Raw records:

# # # #

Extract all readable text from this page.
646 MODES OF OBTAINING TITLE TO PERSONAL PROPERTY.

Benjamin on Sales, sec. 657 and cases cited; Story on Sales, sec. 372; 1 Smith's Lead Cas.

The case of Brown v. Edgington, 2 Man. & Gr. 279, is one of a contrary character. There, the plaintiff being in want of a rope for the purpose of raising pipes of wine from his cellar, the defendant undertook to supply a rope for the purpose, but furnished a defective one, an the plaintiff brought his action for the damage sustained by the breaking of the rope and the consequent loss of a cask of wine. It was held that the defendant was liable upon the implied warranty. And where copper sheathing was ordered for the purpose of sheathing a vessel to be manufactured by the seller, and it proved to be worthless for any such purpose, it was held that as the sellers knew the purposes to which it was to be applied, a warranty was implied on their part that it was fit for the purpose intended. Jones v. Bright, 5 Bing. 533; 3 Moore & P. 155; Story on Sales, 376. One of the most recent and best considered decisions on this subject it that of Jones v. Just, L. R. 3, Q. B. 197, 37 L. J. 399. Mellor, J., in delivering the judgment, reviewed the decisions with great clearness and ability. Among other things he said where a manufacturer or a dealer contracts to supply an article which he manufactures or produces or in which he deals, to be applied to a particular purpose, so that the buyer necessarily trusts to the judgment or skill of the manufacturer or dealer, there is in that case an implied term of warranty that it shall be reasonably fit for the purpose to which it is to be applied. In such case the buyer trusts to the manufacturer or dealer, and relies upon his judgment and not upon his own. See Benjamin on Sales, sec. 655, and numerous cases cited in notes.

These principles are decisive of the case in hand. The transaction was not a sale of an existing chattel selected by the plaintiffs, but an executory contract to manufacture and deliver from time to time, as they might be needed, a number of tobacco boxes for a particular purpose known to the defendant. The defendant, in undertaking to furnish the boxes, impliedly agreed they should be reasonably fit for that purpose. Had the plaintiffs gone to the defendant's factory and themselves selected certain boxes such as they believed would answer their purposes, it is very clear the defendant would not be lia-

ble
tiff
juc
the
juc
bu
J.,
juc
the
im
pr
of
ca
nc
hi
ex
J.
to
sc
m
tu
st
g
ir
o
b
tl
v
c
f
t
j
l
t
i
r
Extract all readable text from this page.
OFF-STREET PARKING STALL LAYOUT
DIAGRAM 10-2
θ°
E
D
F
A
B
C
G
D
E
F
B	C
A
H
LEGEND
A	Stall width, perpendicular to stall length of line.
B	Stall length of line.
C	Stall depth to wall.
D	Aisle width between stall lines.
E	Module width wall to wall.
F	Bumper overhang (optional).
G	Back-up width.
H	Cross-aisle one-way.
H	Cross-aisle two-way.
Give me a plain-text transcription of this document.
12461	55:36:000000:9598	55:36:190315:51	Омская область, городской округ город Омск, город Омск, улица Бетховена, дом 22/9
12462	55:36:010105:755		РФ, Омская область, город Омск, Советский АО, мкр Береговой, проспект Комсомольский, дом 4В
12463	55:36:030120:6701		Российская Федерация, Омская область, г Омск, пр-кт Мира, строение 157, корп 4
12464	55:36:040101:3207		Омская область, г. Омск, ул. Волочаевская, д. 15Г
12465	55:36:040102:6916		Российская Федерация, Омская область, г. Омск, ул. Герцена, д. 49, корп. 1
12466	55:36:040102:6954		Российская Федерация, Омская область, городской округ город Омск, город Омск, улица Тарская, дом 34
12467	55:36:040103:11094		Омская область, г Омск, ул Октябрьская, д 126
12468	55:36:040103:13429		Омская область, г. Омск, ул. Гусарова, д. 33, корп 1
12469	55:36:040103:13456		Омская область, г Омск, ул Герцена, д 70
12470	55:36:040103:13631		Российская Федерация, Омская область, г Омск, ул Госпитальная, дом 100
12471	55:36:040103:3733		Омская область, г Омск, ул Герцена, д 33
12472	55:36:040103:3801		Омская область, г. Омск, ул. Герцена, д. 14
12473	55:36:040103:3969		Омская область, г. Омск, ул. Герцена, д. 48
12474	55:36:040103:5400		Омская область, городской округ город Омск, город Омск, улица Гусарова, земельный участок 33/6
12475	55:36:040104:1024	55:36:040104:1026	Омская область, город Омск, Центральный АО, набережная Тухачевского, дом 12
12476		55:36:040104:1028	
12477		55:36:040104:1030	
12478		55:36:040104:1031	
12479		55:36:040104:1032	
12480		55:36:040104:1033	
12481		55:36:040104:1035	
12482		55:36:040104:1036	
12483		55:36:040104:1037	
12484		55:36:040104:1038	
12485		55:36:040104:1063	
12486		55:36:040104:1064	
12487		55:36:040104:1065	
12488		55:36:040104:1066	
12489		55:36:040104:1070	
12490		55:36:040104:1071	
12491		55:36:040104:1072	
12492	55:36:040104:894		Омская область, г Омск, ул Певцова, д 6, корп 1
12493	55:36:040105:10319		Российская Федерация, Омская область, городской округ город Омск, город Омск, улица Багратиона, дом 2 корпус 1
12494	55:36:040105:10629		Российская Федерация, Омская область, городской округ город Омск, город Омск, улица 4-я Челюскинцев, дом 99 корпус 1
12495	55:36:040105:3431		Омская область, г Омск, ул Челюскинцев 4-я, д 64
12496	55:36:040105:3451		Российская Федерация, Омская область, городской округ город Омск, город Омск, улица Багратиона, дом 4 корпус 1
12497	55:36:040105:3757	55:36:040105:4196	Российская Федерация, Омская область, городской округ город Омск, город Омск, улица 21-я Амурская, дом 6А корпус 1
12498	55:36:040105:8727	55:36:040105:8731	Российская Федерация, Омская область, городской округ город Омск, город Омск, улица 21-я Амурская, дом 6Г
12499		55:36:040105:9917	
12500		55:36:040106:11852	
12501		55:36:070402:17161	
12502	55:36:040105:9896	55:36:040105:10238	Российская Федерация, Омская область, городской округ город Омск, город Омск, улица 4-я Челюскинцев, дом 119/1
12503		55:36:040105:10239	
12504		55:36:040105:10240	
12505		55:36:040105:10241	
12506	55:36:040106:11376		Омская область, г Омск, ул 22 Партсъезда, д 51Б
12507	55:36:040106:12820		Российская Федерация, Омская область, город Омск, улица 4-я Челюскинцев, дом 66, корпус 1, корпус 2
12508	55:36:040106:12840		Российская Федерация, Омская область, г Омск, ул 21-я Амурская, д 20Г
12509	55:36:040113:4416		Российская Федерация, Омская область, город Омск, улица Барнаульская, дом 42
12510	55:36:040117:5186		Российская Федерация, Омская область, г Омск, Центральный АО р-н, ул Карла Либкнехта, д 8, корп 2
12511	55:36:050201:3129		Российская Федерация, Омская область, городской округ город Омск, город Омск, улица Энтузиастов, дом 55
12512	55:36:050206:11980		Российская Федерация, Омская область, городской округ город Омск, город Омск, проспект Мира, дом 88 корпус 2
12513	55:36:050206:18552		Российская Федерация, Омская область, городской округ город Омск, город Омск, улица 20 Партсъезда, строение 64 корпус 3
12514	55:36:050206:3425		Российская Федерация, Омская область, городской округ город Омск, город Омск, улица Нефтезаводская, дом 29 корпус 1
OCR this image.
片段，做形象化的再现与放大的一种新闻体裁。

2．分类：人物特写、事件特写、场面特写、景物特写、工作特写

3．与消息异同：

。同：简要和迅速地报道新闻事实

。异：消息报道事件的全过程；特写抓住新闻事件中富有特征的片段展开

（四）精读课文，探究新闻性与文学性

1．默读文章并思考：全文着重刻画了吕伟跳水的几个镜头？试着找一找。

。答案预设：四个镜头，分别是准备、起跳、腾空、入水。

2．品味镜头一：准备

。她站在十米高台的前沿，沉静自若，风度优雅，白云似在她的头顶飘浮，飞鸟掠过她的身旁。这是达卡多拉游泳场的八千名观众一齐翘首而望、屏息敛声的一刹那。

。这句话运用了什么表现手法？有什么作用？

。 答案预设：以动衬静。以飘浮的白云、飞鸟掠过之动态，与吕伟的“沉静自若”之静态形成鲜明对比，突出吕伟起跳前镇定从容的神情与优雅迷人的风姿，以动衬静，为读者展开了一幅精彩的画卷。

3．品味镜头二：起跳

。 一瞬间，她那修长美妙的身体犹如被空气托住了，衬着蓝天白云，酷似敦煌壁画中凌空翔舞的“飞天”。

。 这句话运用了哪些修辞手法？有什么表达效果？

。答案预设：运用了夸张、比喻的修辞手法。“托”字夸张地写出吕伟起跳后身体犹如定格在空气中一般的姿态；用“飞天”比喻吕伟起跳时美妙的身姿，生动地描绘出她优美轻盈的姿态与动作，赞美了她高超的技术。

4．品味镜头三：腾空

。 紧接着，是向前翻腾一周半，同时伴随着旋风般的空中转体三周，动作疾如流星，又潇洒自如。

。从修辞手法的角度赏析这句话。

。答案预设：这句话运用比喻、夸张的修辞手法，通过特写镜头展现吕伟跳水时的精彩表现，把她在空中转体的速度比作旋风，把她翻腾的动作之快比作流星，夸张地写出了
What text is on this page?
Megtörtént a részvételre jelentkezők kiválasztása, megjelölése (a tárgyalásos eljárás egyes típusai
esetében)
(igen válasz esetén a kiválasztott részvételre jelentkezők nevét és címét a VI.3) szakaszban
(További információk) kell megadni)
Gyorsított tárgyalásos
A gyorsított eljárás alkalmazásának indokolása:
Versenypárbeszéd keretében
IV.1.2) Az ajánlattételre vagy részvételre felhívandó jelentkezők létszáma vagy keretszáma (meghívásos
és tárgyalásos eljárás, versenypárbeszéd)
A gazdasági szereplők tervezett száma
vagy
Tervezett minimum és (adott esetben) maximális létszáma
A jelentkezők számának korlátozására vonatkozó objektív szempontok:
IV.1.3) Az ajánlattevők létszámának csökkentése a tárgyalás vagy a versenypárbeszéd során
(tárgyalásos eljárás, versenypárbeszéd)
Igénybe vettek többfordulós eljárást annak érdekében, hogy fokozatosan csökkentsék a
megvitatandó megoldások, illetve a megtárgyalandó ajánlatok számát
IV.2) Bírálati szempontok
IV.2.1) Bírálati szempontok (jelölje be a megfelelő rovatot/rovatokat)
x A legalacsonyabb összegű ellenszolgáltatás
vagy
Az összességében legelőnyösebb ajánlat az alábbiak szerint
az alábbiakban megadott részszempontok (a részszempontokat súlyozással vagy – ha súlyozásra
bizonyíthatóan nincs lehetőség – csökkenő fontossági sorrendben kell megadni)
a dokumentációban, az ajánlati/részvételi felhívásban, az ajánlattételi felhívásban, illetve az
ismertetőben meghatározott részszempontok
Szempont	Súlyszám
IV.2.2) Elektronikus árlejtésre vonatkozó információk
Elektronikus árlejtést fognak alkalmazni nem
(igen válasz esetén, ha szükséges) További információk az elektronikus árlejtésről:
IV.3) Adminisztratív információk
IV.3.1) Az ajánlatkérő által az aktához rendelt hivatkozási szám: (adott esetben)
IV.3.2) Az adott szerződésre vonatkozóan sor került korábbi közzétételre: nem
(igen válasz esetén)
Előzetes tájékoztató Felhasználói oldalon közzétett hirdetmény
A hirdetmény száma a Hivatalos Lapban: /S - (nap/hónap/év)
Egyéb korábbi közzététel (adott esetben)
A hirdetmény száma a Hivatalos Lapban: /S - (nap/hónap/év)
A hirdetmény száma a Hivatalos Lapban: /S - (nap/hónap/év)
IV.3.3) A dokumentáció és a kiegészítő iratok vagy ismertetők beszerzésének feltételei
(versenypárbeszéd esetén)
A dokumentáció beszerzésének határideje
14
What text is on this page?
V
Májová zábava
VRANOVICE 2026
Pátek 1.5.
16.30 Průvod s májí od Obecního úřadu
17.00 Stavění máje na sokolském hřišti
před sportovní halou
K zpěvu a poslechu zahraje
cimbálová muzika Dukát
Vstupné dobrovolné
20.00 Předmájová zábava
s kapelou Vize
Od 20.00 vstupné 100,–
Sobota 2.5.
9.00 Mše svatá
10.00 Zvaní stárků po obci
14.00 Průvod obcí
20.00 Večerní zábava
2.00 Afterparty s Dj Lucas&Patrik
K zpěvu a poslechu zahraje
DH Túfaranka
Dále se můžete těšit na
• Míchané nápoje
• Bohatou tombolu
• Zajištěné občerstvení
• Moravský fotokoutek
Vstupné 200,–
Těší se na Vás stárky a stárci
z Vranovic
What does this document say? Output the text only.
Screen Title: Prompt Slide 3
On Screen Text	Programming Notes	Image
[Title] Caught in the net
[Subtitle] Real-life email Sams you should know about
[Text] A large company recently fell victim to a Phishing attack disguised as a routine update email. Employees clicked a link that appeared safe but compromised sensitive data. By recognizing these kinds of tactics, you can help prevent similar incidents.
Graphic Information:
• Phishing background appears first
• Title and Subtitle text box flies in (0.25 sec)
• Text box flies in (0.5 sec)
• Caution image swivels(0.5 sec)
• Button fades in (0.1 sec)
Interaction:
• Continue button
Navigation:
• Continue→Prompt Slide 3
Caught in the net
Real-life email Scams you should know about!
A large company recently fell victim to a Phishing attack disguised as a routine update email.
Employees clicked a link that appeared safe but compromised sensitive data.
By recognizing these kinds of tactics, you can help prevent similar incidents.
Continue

# # # #

• _WHAT TO PRODUCE_
Find every line in the entries that includes the word "Subtitle", then state how many there are and nothing else.

• _TASK SOLUTION_
2